# Records from a data collection:
━━━━
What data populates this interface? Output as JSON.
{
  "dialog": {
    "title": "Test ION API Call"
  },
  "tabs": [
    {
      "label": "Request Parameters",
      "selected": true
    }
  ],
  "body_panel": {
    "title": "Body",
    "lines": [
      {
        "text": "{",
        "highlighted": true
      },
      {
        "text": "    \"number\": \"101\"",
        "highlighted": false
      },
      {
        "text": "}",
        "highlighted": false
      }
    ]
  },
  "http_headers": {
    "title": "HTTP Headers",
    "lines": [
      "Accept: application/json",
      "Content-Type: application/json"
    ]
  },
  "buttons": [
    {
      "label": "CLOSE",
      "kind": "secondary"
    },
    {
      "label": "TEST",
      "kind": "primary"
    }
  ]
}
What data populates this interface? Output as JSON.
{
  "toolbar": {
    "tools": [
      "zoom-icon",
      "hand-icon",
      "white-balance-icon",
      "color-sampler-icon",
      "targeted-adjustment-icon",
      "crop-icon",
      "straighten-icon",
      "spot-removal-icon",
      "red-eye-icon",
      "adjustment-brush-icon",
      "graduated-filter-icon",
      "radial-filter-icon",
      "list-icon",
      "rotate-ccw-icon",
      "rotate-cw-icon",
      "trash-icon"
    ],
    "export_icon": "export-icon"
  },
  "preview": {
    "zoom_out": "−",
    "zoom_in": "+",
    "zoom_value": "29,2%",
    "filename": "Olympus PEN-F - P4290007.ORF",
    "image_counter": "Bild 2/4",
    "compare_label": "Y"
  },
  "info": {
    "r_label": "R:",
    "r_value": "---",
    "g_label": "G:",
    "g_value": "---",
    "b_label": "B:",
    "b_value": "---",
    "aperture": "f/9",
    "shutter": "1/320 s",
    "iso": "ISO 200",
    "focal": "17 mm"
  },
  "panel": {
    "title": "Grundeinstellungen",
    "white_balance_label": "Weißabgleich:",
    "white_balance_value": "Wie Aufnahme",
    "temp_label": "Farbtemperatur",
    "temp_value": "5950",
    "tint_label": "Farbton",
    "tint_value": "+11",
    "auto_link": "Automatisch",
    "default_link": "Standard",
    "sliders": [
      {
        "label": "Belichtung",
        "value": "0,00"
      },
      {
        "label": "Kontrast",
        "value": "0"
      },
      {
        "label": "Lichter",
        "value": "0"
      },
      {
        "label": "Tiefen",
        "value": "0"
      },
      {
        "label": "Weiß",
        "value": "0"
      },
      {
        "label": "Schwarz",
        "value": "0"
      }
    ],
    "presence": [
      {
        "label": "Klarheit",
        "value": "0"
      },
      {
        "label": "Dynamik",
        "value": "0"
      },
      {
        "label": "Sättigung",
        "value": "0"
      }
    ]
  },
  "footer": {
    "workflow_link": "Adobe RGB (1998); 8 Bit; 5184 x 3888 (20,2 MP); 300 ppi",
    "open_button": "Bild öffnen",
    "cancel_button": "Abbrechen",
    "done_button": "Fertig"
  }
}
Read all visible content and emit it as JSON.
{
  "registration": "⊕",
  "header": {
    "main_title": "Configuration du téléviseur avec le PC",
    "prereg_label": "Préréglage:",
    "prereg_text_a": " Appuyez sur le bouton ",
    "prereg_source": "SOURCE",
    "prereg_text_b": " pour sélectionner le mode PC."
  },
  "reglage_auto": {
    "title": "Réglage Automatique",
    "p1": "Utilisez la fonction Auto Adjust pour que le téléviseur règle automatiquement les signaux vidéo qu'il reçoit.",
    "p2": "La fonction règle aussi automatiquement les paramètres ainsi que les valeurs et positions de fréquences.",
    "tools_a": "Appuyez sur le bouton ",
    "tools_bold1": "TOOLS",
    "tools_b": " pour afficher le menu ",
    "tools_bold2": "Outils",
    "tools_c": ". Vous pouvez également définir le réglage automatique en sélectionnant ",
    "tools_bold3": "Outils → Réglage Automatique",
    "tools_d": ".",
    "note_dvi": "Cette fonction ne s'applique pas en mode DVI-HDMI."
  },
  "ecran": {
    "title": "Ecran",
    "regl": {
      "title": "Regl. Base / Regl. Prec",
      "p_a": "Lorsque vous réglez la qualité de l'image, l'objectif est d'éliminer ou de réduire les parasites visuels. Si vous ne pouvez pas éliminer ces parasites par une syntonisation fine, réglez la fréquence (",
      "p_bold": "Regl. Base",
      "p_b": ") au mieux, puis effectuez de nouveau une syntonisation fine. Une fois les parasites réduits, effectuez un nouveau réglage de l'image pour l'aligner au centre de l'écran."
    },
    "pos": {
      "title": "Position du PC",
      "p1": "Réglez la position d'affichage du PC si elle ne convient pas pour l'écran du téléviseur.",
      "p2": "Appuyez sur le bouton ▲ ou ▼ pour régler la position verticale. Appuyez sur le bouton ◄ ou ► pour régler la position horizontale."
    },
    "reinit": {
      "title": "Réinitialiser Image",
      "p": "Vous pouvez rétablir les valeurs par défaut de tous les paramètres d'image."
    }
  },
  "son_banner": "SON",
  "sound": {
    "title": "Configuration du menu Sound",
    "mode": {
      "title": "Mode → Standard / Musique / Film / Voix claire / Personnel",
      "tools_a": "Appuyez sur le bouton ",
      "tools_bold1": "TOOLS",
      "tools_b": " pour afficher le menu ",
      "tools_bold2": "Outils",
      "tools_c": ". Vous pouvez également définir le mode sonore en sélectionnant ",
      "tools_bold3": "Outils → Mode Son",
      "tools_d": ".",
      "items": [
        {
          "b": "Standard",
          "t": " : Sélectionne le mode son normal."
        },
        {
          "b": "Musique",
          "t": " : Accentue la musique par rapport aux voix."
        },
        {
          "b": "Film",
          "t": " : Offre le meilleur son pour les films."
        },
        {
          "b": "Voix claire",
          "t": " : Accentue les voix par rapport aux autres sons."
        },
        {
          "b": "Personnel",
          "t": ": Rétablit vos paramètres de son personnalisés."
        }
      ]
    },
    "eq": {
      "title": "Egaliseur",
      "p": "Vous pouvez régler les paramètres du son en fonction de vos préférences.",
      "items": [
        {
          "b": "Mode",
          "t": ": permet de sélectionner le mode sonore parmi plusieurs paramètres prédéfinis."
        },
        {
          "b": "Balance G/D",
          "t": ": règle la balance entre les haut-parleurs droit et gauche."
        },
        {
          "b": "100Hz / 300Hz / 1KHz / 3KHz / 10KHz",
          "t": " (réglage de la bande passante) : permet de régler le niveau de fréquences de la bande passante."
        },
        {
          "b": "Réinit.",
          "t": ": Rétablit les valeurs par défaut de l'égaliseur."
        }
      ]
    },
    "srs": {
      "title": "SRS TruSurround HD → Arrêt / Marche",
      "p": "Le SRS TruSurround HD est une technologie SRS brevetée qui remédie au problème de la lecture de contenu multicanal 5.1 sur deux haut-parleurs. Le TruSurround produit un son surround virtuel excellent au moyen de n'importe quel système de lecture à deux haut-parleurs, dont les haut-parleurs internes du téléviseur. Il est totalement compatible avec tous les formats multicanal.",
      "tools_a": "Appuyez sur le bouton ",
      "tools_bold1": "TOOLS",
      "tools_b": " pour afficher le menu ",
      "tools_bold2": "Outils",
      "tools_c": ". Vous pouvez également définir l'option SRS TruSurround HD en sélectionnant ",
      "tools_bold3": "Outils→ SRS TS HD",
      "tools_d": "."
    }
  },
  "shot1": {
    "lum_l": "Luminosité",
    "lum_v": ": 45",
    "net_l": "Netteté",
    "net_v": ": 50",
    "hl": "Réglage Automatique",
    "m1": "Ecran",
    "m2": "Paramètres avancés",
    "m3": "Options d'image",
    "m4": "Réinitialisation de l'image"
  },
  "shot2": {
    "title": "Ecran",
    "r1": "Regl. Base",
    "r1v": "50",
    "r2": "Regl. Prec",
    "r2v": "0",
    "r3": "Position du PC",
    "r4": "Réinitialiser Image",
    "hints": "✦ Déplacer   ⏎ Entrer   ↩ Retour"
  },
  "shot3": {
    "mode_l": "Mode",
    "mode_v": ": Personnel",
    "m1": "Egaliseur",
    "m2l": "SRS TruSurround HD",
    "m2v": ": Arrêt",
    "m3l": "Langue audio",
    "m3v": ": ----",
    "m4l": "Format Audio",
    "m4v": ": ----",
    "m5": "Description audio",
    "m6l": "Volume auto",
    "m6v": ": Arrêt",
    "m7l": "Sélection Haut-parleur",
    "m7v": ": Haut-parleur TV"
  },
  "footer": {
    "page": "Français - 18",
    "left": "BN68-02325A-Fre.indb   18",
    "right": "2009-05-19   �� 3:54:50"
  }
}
━━━━
# PROBLEM DETAILS:
How many of these lines contain "Personnel"? Write only the number.

# FULL OUTPUT:
3